DIRECTIONS:
The lines you return should be those containing the string "Staphylococcus", taken from the data below.

━━━ DATA UNDER STUDY ━━━

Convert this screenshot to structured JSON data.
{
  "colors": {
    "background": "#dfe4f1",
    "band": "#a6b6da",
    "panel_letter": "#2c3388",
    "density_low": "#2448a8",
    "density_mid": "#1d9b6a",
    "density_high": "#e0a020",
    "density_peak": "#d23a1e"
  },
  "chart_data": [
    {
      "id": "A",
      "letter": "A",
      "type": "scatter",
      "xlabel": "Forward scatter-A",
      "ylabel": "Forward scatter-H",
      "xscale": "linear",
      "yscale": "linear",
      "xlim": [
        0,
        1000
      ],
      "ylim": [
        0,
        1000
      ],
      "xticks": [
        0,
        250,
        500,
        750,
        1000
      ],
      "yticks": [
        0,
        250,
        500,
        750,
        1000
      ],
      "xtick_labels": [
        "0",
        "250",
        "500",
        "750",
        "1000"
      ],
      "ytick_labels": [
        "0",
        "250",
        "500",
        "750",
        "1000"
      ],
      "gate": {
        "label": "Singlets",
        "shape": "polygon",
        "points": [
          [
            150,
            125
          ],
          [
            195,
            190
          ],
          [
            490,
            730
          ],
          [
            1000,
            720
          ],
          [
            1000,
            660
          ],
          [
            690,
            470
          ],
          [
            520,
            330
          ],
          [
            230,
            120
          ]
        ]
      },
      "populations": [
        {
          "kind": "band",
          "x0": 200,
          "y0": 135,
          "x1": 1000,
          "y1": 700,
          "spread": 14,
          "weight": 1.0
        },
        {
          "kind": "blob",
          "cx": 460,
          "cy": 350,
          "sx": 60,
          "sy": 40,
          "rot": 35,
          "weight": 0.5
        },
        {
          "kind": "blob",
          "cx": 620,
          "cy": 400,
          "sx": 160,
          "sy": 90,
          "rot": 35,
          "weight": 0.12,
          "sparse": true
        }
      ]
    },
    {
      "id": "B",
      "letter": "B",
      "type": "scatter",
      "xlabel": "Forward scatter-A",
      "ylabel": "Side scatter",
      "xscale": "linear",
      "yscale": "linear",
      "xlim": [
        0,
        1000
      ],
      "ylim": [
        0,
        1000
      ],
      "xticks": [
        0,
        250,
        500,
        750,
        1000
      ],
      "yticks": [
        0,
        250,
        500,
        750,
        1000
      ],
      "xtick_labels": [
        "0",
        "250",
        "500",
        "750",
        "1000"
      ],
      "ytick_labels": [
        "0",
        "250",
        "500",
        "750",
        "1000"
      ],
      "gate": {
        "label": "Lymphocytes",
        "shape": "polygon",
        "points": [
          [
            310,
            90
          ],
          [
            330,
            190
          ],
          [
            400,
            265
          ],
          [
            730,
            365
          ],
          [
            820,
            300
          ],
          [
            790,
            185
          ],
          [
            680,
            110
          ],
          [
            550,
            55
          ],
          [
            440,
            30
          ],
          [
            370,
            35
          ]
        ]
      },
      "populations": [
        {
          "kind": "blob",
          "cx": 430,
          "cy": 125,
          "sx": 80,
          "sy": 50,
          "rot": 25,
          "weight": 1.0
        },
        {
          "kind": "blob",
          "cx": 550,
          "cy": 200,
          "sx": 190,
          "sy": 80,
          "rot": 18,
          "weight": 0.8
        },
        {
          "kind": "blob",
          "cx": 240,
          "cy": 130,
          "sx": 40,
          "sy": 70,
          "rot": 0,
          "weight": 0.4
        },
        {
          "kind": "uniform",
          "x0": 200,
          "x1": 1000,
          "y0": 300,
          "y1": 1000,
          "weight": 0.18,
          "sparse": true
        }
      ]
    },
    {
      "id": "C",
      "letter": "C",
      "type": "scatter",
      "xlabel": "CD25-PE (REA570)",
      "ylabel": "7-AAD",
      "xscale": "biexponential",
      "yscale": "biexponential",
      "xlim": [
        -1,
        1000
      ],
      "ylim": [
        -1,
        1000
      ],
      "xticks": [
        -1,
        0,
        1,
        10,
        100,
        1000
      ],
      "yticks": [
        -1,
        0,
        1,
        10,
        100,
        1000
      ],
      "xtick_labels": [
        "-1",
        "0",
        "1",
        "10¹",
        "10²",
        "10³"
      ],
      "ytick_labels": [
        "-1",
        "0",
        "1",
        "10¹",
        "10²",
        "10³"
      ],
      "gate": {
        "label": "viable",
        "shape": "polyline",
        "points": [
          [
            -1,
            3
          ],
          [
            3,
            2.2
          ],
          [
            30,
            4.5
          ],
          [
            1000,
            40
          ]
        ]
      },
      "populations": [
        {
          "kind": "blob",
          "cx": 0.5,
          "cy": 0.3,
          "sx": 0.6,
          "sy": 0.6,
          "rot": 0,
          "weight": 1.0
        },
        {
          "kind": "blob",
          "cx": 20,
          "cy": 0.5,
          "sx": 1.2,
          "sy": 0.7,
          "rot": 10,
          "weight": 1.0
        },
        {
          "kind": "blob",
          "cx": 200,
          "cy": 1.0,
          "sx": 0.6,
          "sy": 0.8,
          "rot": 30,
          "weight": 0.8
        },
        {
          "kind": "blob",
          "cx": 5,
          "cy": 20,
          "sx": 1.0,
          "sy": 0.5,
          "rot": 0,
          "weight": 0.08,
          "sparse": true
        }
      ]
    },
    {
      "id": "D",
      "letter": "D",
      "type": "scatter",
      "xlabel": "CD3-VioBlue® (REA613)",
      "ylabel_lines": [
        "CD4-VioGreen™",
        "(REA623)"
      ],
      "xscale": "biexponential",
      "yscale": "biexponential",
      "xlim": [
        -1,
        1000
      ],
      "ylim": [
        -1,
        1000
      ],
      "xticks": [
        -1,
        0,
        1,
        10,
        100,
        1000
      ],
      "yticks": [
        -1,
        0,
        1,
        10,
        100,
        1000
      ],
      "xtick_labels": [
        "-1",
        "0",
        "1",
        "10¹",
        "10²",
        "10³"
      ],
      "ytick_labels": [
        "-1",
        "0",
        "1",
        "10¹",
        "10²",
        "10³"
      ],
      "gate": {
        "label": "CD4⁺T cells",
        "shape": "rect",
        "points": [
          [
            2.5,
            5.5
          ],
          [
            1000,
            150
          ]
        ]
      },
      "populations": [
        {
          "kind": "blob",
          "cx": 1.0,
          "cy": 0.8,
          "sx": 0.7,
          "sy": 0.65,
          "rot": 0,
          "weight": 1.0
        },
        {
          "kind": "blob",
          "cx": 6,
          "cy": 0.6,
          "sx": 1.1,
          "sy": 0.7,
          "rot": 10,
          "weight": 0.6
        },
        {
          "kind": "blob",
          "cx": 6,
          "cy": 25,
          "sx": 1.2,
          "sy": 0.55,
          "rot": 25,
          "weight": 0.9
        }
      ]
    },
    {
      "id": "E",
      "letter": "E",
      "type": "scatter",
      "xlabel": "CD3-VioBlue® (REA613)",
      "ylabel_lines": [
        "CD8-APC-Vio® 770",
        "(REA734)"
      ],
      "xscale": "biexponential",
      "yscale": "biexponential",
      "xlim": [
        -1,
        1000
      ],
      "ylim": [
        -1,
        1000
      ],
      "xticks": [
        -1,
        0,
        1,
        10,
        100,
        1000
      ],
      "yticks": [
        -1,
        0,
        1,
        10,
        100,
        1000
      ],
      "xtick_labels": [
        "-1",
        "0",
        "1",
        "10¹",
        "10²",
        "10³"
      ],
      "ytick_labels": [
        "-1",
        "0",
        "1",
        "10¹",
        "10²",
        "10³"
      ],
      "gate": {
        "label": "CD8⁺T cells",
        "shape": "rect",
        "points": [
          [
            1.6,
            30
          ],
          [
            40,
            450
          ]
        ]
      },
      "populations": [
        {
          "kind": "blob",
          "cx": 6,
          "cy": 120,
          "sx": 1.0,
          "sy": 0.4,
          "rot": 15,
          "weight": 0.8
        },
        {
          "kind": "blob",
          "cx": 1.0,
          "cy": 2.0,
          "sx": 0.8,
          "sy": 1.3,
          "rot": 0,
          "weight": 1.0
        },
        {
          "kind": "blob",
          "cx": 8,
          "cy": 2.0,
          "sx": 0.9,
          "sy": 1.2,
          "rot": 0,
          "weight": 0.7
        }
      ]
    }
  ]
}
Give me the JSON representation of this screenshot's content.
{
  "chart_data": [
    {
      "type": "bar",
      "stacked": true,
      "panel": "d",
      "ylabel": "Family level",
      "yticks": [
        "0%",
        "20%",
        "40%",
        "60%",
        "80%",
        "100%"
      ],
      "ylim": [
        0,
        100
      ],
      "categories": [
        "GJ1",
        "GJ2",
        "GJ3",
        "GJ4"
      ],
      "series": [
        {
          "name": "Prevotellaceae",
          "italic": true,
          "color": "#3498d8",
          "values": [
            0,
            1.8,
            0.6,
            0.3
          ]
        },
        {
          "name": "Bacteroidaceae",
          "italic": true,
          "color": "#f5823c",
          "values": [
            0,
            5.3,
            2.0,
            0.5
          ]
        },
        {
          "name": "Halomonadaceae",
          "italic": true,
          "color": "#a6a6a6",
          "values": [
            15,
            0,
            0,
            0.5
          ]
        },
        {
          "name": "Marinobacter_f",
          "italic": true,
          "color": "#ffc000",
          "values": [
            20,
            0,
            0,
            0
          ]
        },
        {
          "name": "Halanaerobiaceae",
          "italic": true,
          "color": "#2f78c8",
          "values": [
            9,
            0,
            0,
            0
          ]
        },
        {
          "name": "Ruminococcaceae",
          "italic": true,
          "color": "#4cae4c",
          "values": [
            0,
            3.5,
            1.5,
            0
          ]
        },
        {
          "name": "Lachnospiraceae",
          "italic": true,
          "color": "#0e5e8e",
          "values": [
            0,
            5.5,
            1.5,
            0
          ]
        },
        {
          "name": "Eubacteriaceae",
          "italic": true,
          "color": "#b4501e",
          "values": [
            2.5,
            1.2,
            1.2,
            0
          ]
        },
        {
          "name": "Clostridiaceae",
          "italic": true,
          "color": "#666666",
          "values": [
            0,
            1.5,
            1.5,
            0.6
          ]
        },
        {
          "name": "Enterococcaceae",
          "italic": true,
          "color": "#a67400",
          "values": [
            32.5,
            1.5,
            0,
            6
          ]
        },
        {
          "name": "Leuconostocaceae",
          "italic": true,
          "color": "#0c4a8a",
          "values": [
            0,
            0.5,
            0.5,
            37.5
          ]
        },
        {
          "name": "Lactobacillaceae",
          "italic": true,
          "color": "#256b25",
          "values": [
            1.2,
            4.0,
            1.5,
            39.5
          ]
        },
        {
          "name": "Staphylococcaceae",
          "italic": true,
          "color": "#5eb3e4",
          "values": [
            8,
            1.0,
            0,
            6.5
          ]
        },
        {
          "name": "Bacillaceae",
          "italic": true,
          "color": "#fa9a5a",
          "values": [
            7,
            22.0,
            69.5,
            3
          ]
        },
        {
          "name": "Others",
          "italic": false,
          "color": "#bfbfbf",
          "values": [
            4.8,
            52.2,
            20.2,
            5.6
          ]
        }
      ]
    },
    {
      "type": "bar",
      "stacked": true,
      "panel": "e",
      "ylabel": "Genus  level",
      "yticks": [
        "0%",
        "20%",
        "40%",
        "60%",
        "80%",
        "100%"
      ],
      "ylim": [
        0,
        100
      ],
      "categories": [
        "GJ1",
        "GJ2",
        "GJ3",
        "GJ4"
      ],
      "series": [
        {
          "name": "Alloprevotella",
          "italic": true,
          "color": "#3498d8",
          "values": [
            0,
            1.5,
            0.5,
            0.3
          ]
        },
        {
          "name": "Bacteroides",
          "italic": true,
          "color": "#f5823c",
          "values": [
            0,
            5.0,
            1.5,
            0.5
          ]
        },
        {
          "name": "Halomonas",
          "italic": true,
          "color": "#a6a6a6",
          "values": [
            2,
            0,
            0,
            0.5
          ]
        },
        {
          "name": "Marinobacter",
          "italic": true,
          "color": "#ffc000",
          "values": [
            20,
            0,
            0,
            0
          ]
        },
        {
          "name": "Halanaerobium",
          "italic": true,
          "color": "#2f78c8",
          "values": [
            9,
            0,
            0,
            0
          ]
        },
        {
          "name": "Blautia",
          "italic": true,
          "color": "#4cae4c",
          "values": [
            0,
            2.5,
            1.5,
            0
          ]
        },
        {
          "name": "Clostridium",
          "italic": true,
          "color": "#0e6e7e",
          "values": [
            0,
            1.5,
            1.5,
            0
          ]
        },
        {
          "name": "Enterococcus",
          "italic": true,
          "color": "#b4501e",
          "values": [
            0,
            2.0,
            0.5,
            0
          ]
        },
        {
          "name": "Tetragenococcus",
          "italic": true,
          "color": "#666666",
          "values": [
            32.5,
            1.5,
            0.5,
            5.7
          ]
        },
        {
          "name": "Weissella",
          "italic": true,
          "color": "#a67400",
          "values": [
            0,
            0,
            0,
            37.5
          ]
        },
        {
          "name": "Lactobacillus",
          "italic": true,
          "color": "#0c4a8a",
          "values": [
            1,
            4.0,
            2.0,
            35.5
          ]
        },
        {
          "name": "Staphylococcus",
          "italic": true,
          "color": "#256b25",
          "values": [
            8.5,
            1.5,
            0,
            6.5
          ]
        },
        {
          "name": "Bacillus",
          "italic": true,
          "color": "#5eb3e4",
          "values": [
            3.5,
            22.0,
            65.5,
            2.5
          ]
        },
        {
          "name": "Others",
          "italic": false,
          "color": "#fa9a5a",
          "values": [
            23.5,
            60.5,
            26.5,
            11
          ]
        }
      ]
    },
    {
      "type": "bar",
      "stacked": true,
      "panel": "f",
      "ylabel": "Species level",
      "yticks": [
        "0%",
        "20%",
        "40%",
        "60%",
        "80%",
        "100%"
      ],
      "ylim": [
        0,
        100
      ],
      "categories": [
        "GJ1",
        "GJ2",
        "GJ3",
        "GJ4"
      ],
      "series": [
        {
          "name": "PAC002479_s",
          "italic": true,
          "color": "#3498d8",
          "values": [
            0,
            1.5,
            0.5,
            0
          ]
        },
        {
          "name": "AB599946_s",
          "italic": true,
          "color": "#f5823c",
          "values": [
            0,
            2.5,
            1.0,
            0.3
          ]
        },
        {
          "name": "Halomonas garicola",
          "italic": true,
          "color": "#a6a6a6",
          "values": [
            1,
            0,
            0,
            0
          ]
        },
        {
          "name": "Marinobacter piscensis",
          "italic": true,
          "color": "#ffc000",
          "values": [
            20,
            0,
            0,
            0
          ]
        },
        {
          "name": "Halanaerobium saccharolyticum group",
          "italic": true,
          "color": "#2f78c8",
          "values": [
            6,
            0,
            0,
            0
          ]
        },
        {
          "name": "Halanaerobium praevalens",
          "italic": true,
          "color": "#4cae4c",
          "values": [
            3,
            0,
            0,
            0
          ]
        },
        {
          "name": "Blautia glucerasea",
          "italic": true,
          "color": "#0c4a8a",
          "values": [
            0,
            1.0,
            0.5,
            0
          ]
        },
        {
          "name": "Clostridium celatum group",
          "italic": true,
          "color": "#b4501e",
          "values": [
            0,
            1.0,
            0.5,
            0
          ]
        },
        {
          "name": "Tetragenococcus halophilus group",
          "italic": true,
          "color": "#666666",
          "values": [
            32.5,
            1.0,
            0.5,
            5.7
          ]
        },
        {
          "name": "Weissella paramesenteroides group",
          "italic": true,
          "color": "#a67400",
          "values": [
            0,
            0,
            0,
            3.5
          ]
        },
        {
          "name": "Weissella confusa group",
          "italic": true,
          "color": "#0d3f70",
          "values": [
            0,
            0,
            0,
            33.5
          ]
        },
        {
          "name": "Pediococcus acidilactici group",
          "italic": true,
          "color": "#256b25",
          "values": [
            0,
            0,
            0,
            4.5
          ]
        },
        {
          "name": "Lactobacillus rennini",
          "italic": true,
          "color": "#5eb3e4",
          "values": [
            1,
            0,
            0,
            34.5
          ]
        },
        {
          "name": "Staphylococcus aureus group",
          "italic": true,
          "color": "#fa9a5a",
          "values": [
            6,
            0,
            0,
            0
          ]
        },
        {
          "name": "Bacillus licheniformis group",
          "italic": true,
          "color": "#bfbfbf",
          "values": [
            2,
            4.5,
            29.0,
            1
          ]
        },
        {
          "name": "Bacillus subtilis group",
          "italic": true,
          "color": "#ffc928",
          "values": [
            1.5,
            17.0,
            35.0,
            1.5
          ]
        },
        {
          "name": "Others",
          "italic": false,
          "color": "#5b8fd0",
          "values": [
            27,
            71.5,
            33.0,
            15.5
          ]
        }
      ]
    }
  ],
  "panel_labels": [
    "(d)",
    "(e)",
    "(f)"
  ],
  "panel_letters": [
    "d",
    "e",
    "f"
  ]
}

━━━

SOLVED EXERCISE:
          "name": "Staphylococcus",
          "name": "Staphylococcus aureus group",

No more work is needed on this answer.